Drop the images; return everything else in the listing below exactly.
[Start]
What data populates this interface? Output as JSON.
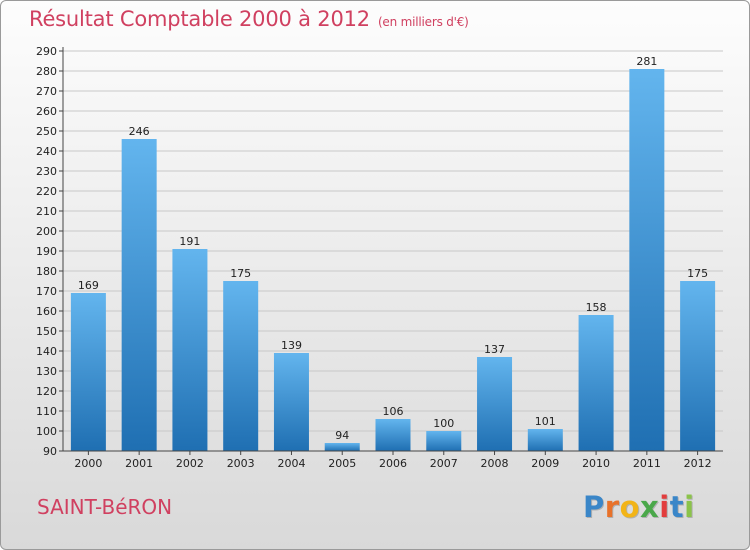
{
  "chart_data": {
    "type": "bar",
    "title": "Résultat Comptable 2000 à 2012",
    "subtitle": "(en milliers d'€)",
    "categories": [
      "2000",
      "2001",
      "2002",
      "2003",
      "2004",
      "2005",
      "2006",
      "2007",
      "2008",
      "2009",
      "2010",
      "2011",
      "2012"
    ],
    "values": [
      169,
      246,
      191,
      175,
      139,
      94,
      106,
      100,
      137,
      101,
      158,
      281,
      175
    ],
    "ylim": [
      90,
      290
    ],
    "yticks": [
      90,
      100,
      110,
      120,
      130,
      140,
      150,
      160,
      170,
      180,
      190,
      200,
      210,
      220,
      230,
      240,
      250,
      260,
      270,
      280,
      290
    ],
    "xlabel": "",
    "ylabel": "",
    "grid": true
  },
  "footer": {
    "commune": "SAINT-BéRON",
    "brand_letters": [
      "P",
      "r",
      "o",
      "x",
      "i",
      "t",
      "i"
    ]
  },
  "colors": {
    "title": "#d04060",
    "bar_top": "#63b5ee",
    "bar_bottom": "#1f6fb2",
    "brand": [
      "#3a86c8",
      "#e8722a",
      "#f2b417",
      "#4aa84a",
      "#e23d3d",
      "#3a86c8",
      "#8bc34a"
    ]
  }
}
[End]
» **Response for this exercise**
What data populates this interface? Output as JSON.
{
  "chart_data": {
    "type": "bar",
    "title": "Résultat Comptable 2000 à 2012",
    "subtitle": "(en milliers d'€)",
    "categories": [
      "2000",
      "2001",
      "2002",
      "2003",
      "2004",
      "2005",
      "2006",
      "2007",
      "2008",
      "2009",
      "2010",
      "2011",
      "2012"
    ],
    "values": [
      169,
      246,
      191,
      175,
      139,
      94,
      106,
      100,
      137,
      101,
      158,
      281,
      175
    ],
    "ylim": [
      90,
      290
    ],
    "yticks": [
      90,
      100,
      110,
      120,
      130,
      140,
      150,
      160,
      170,
      180,
      190,
      200,
      210,
      220,
      230,
      240,
      250,
      260,
      270,
      280,
      290
    ],
    "xlabel": "",
    "ylabel": "",
    "grid": true
  },
  "footer": {
    "commune": "SAINT-BéRON",
    "brand_letters": [
      "P",
      "r",
      "o",
      "x",
      "i",
      "t",
      "i"
    ]
  },
  "colors": {
    "title": "#d04060",
    "bar_top": "#63b5ee",
    "bar_bottom": "#1f6fb2",
    "brand": [
      "#3a86c8",
      "#e8722a",
      "#f2b417",
      "#4aa84a",
      "#e23d3d",
      "#3a86c8",
      "#8bc34a"
    ]
  }
}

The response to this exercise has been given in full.